Can you find the lines of the listing that include "يونس" and copy every one?

>> start

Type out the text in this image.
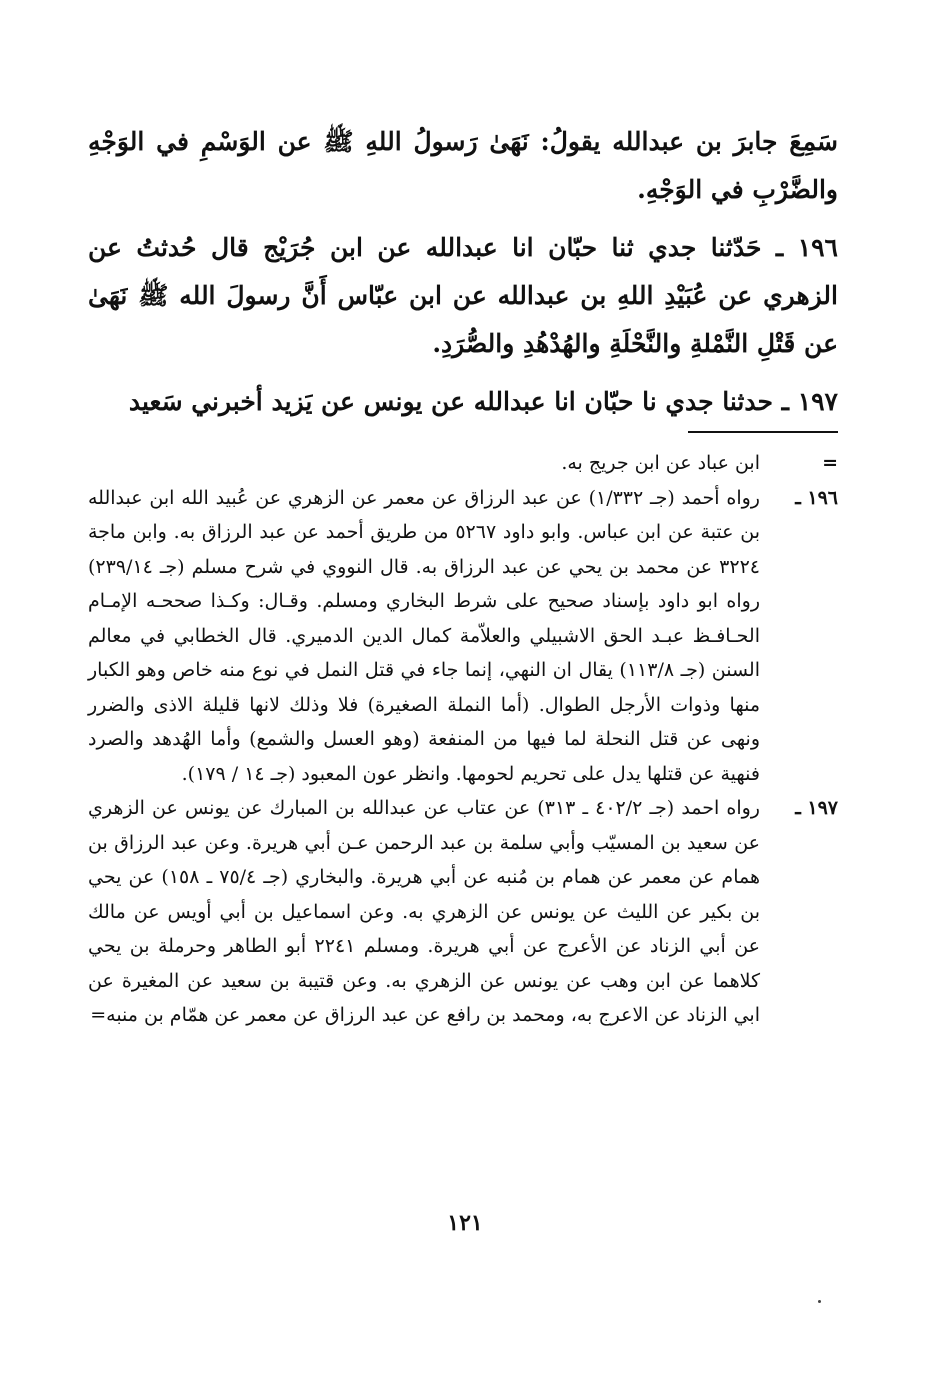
سَمِعَ جابرَ بن عبدالله يقولُ: نَهَىٰ رَسولُ اللهِ ﷺ عن الوَسْمِ في الوَجْهِ والضَّرْبِ في الوَجْهِ.

١٩٦ ـ حَدّثنا جدي ثنا حبّان انا عبدالله عن ابن جُرَيْج قال حُدثتُ عن الزهري عن عُبَيْدِ اللهِ بن عبدالله عن ابن عبّاس أَنَّ رسولَ الله ﷺ نَهَىٰ عن قَتْلِ النَّمْلةِ والنَّحْلَةِ والهُدْهُدِ والصُّرَدِ.

١٩٧ ـ حدثنا جدي نا حبّان انا عبدالله عن يونس عن يَزيد أخبرني سَعيد

=
ابن عباد عن ابن جريج به.
١٩٦ ـ
رواه أحمد (جـ ١/٣٣٢) عن عبد الرزاق عن معمر عن الزهري عن عُبيد الله ابن عبدالله بن عتبة عن ابن عباس. وابو داود ٥٢٦٧ من طريق أحمد عن عبد الرزاق به. وابن ماجة ٣٢٢٤ عن محمد بن يحي عن عبد الرزاق به. قال النووي في شرح مسلم (جـ ٢٣٩/١٤) رواه ابو داود بإسناد صحيح على شرط البخاري ومسلم. وقـال: وكـذا صححـه الإمـام الحـافـظ عبـد الحق الاشبيلي والعلاّمة كمال الدين الدميري. قال الخطابي في معالم السنن (جـ ١١٣/٨) يقال ان النهي، إنما جاء في قتل النمل في نوع منه خاص وهو الكبار منها وذوات الأرجل الطوال. (أما النملة الصغيرة) فلا وذلك لانها قليلة الاذى والضرر ونهى عن قتل النحلة لما فيها من المنفعة (وهو العسل والشمع) وأما الهُدهد والصرد فنهية عن قتلها يدل على تحريم لحومها. وانظر عون المعبود (جـ ١٤ / ١٧٩).
١٩٧ ـ
رواه احمد (جـ ٤٠٢/٢ ـ ٣١٣) عن عتاب عن عبدالله بن المبارك عن يونس عن الزهري عن سعيد بن المسيّب وأبي سلمة بن عبد الرحمن عـن أبي هريرة. وعن عبد الرزاق بن همام عن معمر عن همام بن مُنبه عن أبي هريرة. والبخاري (جـ ٧٥/٤ ـ ١٥٨) عن يحي بن بكير عن الليث عن يونس عن الزهري به. وعن اسماعيل بن أبي أويس عن مالك عن أبي الزناد عن الأعرج عن أبي هريرة. ومسلم ٢٢٤١ أبو الطاهر وحرملة بن يحي كلاهما عن ابن وهب عن يونس عن الزهري به. وعن قتيبة بن سعيد عن المغيرة عن ابي الزناد عن الاعرج به، ومحمد بن رافع عن عبد الرزاق عن معمر عن همّام بن منبه=
١٢١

>> end

Final answer
١٩٧ ـ حدثنا جدي نا حبّان انا عبدالله عن يونس عن يَزيد أخبرني سَعيد
رواه احمد (جـ ٤٠٢/٢ ـ ٣١٣) عن عتاب عن عبدالله بن المبارك عن يونس عن الزهري عن سعيد بن المسيّب وأبي سلمة بن عبد الرحمن عـن أبي هريرة. وعن عبد الرزاق بن همام عن معمر عن همام بن مُنبه عن أبي هريرة. والبخاري (جـ ٧٥/٤ ـ ١٥٨) عن يحي بن بكير عن الليث عن يونس عن الزهري به. وعن اسماعيل بن أبي أويس عن مالك عن أبي الزناد عن الأعرج عن أبي هريرة. ومسلم ٢٢٤١ أبو الطاهر وحرملة بن يحي كلاهما عن ابن وهب عن يونس عن الزهري به. وعن قتيبة بن سعيد عن المغيرة عن ابي الزناد عن الاعرج به، ومحمد بن رافع عن عبد الرزاق عن معمر عن همّام بن منبه=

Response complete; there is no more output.